┌──
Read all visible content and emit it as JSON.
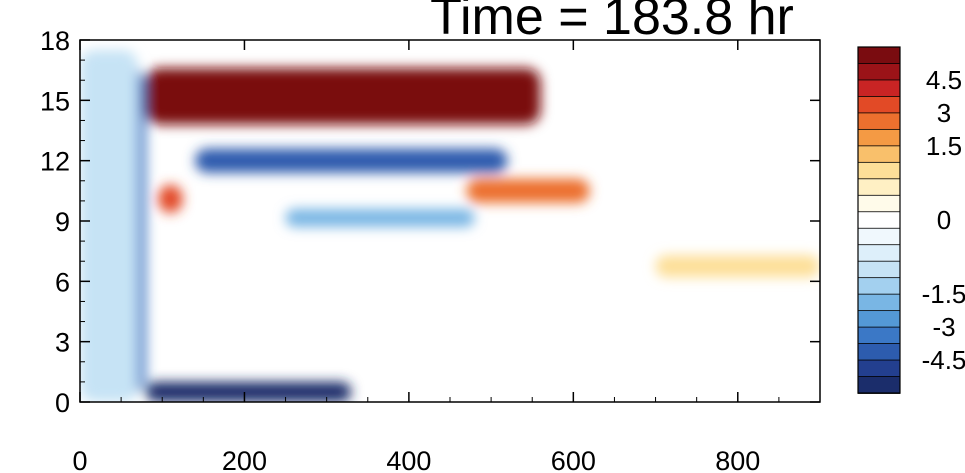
{
  "chart_data": {
    "type": "heatmap",
    "title": "Time = 183.8 hr",
    "xlabel": "",
    "ylabel": "",
    "xlim": [
      0,
      900
    ],
    "ylim": [
      0,
      18
    ],
    "x_ticks": [
      0,
      200,
      400,
      600,
      800
    ],
    "y_ticks": [
      0,
      3,
      6,
      9,
      12,
      15,
      18
    ],
    "x_tick_labels": [
      "0",
      "200",
      "400",
      "600",
      "800"
    ],
    "y_tick_labels": [
      "0",
      "3",
      "6",
      "9",
      "12",
      "15",
      "18"
    ],
    "colorbar": {
      "levels": [
        -5.25,
        -4.5,
        -3.75,
        -3,
        -2.25,
        -1.5,
        -1.05,
        -0.75,
        -0.45,
        -0.15,
        0.15,
        0.45,
        0.75,
        1.05,
        1.5,
        2.25,
        3,
        3.75,
        4.5,
        5.25
      ],
      "colors": [
        "#1b2d6b",
        "#233f8f",
        "#2d5cae",
        "#3b78c6",
        "#5499d6",
        "#79b6e4",
        "#a3d0ef",
        "#c6e3f5",
        "#ddeffa",
        "#f0f8fd",
        "#ffffff",
        "#fffbea",
        "#fff0c4",
        "#fddf98",
        "#f9c06b",
        "#f49a44",
        "#ec702e",
        "#e24a26",
        "#c92424",
        "#9b1318",
        "#7a0c10"
      ],
      "tick_labels": [
        "4.5",
        "3",
        "1.5",
        "0",
        "-1.5",
        "-3",
        "-4.5"
      ],
      "tick_values": [
        4.5,
        3,
        1.5,
        0,
        -1.5,
        -3,
        -4.5
      ]
    },
    "features": [
      {
        "x": [
          80,
          560
        ],
        "y": [
          13.8,
          16.6
        ],
        "value": 5.4
      },
      {
        "x": [
          140,
          520
        ],
        "y": [
          11.4,
          12.6
        ],
        "value": -4.2
      },
      {
        "x": [
          80,
          330
        ],
        "y": [
          0.0,
          1.0
        ],
        "value": -5.3
      },
      {
        "x": [
          470,
          620
        ],
        "y": [
          9.9,
          11.1
        ],
        "value": 2.6
      },
      {
        "x": [
          95,
          125
        ],
        "y": [
          9.4,
          10.8
        ],
        "value": 3.3
      },
      {
        "x": [
          250,
          480
        ],
        "y": [
          8.7,
          9.6
        ],
        "value": -2.2
      },
      {
        "x": [
          60,
          80
        ],
        "y": [
          0.5,
          16.5
        ],
        "value": -3.6
      },
      {
        "x": [
          700,
          900
        ],
        "y": [
          6.2,
          7.3
        ],
        "value": 1.0
      },
      {
        "x": [
          0,
          70
        ],
        "y": [
          0.0,
          17.5
        ],
        "value": -0.8
      }
    ]
  }
}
└──
*YOUR TASK*
All records should be output exactly, with the pictures left out.

*WRITTEN REPLY*
Read all visible content and emit it as JSON.
{
  "chart_data": {
    "type": "heatmap",
    "title": "Time = 183.8 hr",
    "xlabel": "",
    "ylabel": "",
    "xlim": [
      0,
      900
    ],
    "ylim": [
      0,
      18
    ],
    "x_ticks": [
      0,
      200,
      400,
      600,
      800
    ],
    "y_ticks": [
      0,
      3,
      6,
      9,
      12,
      15,
      18
    ],
    "x_tick_labels": [
      "0",
      "200",
      "400",
      "600",
      "800"
    ],
    "y_tick_labels": [
      "0",
      "3",
      "6",
      "9",
      "12",
      "15",
      "18"
    ],
    "colorbar": {
      "levels": [
        -5.25,
        -4.5,
        -3.75,
        -3,
        -2.25,
        -1.5,
        -1.05,
        -0.75,
        -0.45,
        -0.15,
        0.15,
        0.45,
        0.75,
        1.05,
        1.5,
        2.25,
        3,
        3.75,
        4.5,
        5.25
      ],
      "colors": [
        "#1b2d6b",
        "#233f8f",
        "#2d5cae",
        "#3b78c6",
        "#5499d6",
        "#79b6e4",
        "#a3d0ef",
        "#c6e3f5",
        "#ddeffa",
        "#f0f8fd",
        "#ffffff",
        "#fffbea",
        "#fff0c4",
        "#fddf98",
        "#f9c06b",
        "#f49a44",
        "#ec702e",
        "#e24a26",
        "#c92424",
        "#9b1318",
        "#7a0c10"
      ],
      "tick_labels": [
        "4.5",
        "3",
        "1.5",
        "0",
        "-1.5",
        "-3",
        "-4.5"
      ],
      "tick_values": [
        4.5,
        3,
        1.5,
        0,
        -1.5,
        -3,
        -4.5
      ]
    },
    "features": [
      {
        "x": [
          80,
          560
        ],
        "y": [
          13.8,
          16.6
        ],
        "value": 5.4
      },
      {
        "x": [
          140,
          520
        ],
        "y": [
          11.4,
          12.6
        ],
        "value": -4.2
      },
      {
        "x": [
          80,
          330
        ],
        "y": [
          0.0,
          1.0
        ],
        "value": -5.3
      },
      {
        "x": [
          470,
          620
        ],
        "y": [
          9.9,
          11.1
        ],
        "value": 2.6
      },
      {
        "x": [
          95,
          125
        ],
        "y": [
          9.4,
          10.8
        ],
        "value": 3.3
      },
      {
        "x": [
          250,
          480
        ],
        "y": [
          8.7,
          9.6
        ],
        "value": -2.2
      },
      {
        "x": [
          60,
          80
        ],
        "y": [
          0.5,
          16.5
        ],
        "value": -3.6
      },
      {
        "x": [
          700,
          900
        ],
        "y": [
          6.2,
          7.3
        ],
        "value": 1.0
      },
      {
        "x": [
          0,
          70
        ],
        "y": [
          0.0,
          17.5
        ],
        "value": -0.8
      }
    ]
  }
}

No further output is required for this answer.